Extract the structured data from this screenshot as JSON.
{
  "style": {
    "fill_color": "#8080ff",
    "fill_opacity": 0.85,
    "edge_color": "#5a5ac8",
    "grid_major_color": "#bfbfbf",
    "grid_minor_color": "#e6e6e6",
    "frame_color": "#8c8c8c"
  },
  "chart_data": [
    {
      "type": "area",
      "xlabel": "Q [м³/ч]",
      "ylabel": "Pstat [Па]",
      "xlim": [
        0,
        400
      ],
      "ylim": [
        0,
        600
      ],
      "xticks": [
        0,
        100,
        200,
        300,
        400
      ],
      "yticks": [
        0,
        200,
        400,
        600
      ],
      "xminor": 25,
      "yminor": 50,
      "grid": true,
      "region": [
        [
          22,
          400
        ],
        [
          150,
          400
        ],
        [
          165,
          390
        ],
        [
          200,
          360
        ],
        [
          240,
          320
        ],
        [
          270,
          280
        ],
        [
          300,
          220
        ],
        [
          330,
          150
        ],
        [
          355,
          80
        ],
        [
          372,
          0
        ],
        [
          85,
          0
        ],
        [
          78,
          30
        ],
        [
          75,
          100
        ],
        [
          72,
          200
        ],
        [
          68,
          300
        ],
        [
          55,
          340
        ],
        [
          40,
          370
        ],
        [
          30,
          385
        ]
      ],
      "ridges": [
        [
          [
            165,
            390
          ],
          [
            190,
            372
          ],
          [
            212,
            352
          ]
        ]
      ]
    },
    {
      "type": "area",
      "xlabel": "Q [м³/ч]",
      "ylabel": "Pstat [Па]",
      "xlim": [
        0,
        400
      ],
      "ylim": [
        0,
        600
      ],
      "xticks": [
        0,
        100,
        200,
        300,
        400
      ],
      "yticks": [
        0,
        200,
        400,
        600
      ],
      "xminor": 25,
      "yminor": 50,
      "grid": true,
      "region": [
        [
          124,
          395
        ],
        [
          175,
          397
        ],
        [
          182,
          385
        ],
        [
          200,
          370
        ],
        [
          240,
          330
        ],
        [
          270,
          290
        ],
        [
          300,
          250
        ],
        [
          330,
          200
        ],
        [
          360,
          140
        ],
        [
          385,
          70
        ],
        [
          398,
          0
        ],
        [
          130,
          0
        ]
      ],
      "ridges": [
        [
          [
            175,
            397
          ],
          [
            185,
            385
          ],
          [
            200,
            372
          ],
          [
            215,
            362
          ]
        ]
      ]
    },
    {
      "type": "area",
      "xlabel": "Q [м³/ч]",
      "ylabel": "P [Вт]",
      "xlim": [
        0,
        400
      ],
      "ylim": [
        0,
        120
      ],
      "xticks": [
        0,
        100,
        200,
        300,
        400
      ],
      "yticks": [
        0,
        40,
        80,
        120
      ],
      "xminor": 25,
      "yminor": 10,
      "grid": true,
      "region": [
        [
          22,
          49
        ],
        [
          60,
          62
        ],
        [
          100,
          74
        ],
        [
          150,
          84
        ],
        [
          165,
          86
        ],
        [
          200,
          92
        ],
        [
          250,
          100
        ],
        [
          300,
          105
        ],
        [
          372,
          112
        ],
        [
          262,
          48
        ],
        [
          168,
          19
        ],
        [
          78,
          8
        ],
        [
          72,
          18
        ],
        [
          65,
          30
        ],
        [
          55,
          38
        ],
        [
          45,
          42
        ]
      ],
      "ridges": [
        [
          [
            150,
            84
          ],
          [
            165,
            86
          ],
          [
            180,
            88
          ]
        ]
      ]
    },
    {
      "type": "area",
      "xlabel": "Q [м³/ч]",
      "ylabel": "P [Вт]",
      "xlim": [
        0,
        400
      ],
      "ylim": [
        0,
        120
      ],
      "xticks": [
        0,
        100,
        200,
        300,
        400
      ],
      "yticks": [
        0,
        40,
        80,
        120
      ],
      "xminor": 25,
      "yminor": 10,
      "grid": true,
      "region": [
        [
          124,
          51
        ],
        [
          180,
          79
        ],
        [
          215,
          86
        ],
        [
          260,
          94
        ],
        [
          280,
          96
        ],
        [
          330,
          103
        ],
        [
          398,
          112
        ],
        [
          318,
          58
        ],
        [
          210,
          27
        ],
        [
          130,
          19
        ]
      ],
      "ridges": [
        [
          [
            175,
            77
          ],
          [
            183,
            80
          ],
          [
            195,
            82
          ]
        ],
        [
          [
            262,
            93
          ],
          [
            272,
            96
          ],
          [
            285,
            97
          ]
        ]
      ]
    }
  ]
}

* What is expected *
Retype all of the material, keeping each line exact.

* Result for this task *
Extract the structured data from this screenshot as JSON.
{
  "style": {
    "fill_color": "#8080ff",
    "fill_opacity": 0.85,
    "edge_color": "#5a5ac8",
    "grid_major_color": "#bfbfbf",
    "grid_minor_color": "#e6e6e6",
    "frame_color": "#8c8c8c"
  },
  "chart_data": [
    {
      "type": "area",
      "xlabel": "Q [м³/ч]",
      "ylabel": "Pstat [Па]",
      "xlim": [
        0,
        400
      ],
      "ylim": [
        0,
        600
      ],
      "xticks": [
        0,
        100,
        200,
        300,
        400
      ],
      "yticks": [
        0,
        200,
        400,
        600
      ],
      "xminor": 25,
      "yminor": 50,
      "grid": true,
      "region": [
        [
          22,
          400
        ],
        [
          150,
          400
        ],
        [
          165,
          390
        ],
        [
          200,
          360
        ],
        [
          240,
          320
        ],
        [
          270,
          280
        ],
        [
          300,
          220
        ],
        [
          330,
          150
        ],
        [
          355,
          80
        ],
        [
          372,
          0
        ],
        [
          85,
          0
        ],
        [
          78,
          30
        ],
        [
          75,
          100
        ],
        [
          72,
          200
        ],
        [
          68,
          300
        ],
        [
          55,
          340
        ],
        [
          40,
          370
        ],
        [
          30,
          385
        ]
      ],
      "ridges": [
        [
          [
            165,
            390
          ],
          [
            190,
            372
          ],
          [
            212,
            352
          ]
        ]
      ]
    },
    {
      "type": "area",
      "xlabel": "Q [м³/ч]",
      "ylabel": "Pstat [Па]",
      "xlim": [
        0,
        400
      ],
      "ylim": [
        0,
        600
      ],
      "xticks": [
        0,
        100,
        200,
        300,
        400
      ],
      "yticks": [
        0,
        200,
        400,
        600
      ],
      "xminor": 25,
      "yminor": 50,
      "grid": true,
      "region": [
        [
          124,
          395
        ],
        [
          175,
          397
        ],
        [
          182,
          385
        ],
        [
          200,
          370
        ],
        [
          240,
          330
        ],
        [
          270,
          290
        ],
        [
          300,
          250
        ],
        [
          330,
          200
        ],
        [
          360,
          140
        ],
        [
          385,
          70
        ],
        [
          398,
          0
        ],
        [
          130,
          0
        ]
      ],
      "ridges": [
        [
          [
            175,
            397
          ],
          [
            185,
            385
          ],
          [
            200,
            372
          ],
          [
            215,
            362
          ]
        ]
      ]
    },
    {
      "type": "area",
      "xlabel": "Q [м³/ч]",
      "ylabel": "P [Вт]",
      "xlim": [
        0,
        400
      ],
      "ylim": [
        0,
        120
      ],
      "xticks": [
        0,
        100,
        200,
        300,
        400
      ],
      "yticks": [
        0,
        40,
        80,
        120
      ],
      "xminor": 25,
      "yminor": 10,
      "grid": true,
      "region": [
        [
          22,
          49
        ],
        [
          60,
          62
        ],
        [
          100,
          74
        ],
        [
          150,
          84
        ],
        [
          165,
          86
        ],
        [
          200,
          92
        ],
        [
          250,
          100
        ],
        [
          300,
          105
        ],
        [
          372,
          112
        ],
        [
          262,
          48
        ],
        [
          168,
          19
        ],
        [
          78,
          8
        ],
        [
          72,
          18
        ],
        [
          65,
          30
        ],
        [
          55,
          38
        ],
        [
          45,
          42
        ]
      ],
      "ridges": [
        [
          [
            150,
            84
          ],
          [
            165,
            86
          ],
          [
            180,
            88
          ]
        ]
      ]
    },
    {
      "type": "area",
      "xlabel": "Q [м³/ч]",
      "ylabel": "P [Вт]",
      "xlim": [
        0,
        400
      ],
      "ylim": [
        0,
        120
      ],
      "xticks": [
        0,
        100,
        200,
        300,
        400
      ],
      "yticks": [
        0,
        40,
        80,
        120
      ],
      "xminor": 25,
      "yminor": 10,
      "grid": true,
      "region": [
        [
          124,
          51
        ],
        [
          180,
          79
        ],
        [
          215,
          86
        ],
        [
          260,
          94
        ],
        [
          280,
          96
        ],
        [
          330,
          103
        ],
        [
          398,
          112
        ],
        [
          318,
          58
        ],
        [
          210,
          27
        ],
        [
          130,
          19
        ]
      ],
      "ridges": [
        [
          [
            175,
            77
          ],
          [
            183,
            80
          ],
          [
            195,
            82
          ]
        ],
        [
          [
            262,
            93
          ],
          [
            272,
            96
          ],
          [
            285,
            97
          ]
        ]
      ]
    }
  ]
}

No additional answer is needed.